■ Exercise ■
Gather all lines in the entries that include the word "Conduction".

* * * *

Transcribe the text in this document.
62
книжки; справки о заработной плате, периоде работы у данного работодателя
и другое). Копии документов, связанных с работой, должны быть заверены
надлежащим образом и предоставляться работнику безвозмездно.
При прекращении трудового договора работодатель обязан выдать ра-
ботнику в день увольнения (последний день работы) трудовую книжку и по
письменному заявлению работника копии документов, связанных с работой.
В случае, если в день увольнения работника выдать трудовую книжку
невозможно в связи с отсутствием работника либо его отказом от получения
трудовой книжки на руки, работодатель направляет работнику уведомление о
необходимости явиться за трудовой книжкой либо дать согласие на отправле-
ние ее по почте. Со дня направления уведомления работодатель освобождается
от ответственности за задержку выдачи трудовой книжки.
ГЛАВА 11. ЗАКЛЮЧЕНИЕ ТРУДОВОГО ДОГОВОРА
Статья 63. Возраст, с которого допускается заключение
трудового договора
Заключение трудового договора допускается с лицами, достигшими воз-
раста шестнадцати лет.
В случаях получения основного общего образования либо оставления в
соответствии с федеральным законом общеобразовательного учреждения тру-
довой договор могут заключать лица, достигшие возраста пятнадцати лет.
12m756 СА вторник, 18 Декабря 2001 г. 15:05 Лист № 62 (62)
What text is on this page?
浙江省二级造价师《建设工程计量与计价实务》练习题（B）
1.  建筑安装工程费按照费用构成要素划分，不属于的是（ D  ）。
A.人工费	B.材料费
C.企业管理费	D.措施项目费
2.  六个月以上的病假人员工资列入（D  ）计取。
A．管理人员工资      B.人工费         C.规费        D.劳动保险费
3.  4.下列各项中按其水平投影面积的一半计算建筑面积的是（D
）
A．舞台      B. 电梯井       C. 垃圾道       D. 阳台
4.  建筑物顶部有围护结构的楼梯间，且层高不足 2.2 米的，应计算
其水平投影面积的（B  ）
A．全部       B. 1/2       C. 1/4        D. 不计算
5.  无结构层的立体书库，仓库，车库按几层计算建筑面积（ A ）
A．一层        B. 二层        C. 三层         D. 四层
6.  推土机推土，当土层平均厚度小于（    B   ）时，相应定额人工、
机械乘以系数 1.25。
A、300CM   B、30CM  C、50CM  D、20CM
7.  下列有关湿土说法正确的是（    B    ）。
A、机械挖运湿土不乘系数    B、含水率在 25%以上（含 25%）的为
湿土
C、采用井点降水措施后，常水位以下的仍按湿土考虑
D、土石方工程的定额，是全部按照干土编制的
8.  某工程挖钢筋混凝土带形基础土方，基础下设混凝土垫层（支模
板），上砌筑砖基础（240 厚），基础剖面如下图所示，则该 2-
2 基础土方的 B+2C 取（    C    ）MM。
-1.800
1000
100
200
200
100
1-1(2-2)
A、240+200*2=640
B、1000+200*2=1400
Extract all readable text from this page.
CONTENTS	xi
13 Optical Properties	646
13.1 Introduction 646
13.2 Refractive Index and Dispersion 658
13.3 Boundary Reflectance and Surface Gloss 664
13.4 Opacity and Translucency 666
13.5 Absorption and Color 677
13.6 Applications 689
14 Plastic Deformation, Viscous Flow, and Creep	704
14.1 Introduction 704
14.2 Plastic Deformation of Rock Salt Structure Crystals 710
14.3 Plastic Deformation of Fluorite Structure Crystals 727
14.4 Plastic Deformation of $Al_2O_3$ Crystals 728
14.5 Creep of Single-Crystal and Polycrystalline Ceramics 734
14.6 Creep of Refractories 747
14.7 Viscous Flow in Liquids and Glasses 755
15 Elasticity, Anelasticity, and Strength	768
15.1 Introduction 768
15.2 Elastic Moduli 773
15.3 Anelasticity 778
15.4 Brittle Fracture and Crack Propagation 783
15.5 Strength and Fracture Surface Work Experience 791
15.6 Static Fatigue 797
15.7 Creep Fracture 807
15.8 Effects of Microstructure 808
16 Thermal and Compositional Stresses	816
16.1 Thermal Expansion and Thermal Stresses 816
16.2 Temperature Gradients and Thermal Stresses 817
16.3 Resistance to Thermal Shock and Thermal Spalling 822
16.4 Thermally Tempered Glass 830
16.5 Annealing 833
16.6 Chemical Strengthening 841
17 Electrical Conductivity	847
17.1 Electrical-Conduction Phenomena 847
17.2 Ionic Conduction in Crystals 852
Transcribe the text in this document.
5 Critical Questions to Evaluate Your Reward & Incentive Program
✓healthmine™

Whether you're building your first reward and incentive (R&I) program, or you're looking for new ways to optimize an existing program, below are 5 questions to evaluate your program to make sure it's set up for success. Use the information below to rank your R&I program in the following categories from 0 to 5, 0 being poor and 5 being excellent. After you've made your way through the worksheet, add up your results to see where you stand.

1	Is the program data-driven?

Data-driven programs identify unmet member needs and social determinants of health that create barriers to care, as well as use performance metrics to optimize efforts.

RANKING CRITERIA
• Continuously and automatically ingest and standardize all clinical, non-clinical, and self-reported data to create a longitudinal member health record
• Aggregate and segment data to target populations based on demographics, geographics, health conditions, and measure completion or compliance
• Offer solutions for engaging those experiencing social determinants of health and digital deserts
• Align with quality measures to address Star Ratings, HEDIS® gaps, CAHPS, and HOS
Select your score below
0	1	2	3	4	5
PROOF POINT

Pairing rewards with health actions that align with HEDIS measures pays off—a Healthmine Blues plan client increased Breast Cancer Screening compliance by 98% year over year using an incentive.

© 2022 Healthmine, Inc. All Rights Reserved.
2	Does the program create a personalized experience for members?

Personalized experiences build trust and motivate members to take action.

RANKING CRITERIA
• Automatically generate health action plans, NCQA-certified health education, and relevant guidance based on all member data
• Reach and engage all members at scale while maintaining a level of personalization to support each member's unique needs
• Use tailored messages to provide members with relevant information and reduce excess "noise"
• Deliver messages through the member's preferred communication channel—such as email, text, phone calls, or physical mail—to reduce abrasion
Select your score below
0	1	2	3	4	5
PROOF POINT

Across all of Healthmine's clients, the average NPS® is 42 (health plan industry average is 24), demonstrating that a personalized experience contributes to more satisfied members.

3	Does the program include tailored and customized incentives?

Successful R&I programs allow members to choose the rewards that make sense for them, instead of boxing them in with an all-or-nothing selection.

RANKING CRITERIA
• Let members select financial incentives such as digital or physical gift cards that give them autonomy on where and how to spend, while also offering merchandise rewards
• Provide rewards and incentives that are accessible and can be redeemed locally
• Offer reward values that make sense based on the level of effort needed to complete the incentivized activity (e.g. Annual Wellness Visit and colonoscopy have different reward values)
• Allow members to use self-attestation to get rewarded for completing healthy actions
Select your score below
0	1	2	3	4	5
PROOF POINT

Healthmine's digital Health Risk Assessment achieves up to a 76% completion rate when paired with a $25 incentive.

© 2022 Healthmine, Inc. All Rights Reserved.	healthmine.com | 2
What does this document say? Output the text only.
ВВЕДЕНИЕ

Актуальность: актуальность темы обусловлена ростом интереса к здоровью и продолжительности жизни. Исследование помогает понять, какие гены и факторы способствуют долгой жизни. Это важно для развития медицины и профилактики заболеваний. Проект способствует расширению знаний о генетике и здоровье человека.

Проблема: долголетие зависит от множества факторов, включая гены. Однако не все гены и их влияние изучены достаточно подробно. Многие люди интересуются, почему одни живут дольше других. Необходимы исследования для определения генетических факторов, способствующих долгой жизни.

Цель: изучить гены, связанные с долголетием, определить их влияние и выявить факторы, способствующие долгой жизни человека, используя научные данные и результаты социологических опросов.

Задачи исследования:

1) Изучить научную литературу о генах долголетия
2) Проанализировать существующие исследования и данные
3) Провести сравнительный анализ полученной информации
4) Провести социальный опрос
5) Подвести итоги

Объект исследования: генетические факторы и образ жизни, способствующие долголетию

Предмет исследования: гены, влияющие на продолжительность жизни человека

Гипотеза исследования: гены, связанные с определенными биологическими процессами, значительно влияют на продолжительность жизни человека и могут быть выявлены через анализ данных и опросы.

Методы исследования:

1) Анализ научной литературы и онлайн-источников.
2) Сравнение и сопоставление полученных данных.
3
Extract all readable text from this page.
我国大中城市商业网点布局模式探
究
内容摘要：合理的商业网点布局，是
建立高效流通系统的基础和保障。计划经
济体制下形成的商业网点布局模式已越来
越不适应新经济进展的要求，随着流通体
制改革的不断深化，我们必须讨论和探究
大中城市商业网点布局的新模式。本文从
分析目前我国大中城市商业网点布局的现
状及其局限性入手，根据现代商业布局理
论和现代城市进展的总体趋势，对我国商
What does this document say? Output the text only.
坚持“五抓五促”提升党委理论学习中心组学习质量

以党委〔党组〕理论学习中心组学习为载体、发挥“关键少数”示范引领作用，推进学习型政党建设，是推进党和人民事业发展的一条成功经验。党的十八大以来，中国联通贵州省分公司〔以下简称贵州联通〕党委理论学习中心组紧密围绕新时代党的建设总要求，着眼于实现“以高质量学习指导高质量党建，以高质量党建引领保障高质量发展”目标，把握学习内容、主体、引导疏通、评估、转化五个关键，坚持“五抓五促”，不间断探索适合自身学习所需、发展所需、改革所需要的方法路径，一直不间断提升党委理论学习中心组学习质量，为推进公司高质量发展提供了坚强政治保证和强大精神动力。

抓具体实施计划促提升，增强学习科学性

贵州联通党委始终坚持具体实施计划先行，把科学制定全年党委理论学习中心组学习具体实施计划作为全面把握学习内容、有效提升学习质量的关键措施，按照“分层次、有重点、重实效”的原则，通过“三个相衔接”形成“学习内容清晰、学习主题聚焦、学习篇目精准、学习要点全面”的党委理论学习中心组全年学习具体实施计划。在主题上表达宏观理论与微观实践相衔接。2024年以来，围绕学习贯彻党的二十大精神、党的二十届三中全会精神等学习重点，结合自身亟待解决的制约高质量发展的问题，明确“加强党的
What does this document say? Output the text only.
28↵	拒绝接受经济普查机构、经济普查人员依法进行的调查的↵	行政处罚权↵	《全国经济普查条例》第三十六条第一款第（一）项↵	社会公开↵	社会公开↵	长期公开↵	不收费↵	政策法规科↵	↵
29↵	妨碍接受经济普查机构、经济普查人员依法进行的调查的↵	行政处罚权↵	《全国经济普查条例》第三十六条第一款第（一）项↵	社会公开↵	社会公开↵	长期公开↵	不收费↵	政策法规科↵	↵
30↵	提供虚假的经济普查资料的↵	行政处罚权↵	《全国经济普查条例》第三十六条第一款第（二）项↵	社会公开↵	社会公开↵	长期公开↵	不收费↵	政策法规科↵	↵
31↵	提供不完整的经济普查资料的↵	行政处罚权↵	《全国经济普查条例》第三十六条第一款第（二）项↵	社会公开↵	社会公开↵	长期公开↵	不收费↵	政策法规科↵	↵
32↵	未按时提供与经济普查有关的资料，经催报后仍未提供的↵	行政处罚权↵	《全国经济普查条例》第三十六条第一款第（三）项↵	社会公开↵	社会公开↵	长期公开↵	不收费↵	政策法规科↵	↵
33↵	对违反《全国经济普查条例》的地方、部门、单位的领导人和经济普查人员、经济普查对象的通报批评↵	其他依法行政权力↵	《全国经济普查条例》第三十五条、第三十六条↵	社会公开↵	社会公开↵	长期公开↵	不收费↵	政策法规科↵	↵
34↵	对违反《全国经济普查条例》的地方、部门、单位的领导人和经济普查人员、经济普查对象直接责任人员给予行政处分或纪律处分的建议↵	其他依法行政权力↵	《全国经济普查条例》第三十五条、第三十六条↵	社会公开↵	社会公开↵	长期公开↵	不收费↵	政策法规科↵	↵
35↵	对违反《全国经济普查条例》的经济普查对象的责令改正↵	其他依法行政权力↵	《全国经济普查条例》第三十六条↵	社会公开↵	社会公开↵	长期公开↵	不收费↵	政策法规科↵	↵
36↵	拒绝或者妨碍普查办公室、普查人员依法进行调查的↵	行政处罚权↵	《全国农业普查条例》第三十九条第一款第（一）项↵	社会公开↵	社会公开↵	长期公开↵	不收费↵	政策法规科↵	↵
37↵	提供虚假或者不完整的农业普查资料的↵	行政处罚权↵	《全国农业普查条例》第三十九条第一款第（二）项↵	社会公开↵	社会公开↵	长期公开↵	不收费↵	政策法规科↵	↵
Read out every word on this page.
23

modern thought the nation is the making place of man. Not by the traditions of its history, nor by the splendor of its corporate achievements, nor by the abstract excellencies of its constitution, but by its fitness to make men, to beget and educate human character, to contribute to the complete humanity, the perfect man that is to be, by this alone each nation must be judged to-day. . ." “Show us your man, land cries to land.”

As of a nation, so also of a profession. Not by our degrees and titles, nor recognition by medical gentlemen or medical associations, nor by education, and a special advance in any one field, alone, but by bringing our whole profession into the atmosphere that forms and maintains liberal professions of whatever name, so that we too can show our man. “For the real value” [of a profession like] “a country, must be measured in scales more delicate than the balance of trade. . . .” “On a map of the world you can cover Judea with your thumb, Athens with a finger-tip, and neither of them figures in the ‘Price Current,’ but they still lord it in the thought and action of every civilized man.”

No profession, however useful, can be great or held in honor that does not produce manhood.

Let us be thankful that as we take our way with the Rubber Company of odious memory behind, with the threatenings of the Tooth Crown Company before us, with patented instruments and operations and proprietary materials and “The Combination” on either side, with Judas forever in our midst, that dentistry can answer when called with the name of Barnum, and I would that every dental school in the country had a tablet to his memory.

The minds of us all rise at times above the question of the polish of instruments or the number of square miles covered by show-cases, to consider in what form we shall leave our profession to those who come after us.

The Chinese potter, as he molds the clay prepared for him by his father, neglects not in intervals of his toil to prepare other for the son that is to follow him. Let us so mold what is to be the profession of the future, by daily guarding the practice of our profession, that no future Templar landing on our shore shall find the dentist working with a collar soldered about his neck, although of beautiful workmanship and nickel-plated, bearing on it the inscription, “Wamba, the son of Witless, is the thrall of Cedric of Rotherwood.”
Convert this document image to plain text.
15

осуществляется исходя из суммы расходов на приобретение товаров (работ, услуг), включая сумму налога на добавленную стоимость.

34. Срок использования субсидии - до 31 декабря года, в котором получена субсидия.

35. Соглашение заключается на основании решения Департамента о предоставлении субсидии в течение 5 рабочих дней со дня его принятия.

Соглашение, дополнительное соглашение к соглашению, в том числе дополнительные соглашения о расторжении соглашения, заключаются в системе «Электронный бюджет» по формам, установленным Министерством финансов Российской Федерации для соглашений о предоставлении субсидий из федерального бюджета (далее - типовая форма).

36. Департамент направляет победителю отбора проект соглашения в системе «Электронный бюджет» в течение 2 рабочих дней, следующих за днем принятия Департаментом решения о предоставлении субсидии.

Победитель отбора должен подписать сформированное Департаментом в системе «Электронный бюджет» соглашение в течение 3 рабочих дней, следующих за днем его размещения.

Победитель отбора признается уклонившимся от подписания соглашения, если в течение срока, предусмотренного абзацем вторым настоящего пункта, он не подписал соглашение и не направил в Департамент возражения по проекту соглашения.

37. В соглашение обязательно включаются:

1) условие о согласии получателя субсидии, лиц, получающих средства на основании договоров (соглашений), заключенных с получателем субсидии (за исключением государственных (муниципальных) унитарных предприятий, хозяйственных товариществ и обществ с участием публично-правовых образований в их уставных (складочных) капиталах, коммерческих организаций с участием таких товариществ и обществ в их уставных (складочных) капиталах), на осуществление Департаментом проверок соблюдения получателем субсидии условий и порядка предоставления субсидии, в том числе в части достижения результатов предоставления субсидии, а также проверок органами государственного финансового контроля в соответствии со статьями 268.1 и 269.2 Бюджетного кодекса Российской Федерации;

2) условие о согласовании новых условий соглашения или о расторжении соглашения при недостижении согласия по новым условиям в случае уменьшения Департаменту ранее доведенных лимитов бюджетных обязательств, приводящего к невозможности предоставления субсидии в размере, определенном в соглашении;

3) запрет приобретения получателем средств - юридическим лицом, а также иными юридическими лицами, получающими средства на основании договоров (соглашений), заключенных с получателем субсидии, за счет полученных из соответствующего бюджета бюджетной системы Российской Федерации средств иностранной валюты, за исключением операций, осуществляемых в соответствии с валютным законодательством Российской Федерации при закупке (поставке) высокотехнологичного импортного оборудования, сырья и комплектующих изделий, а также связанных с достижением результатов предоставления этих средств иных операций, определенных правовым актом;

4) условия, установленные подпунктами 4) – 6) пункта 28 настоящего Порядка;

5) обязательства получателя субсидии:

* * * *

■ The output ■
17.1 Electrical-Conduction Phenomena 847
17.2 Ionic Conduction in Crystals 852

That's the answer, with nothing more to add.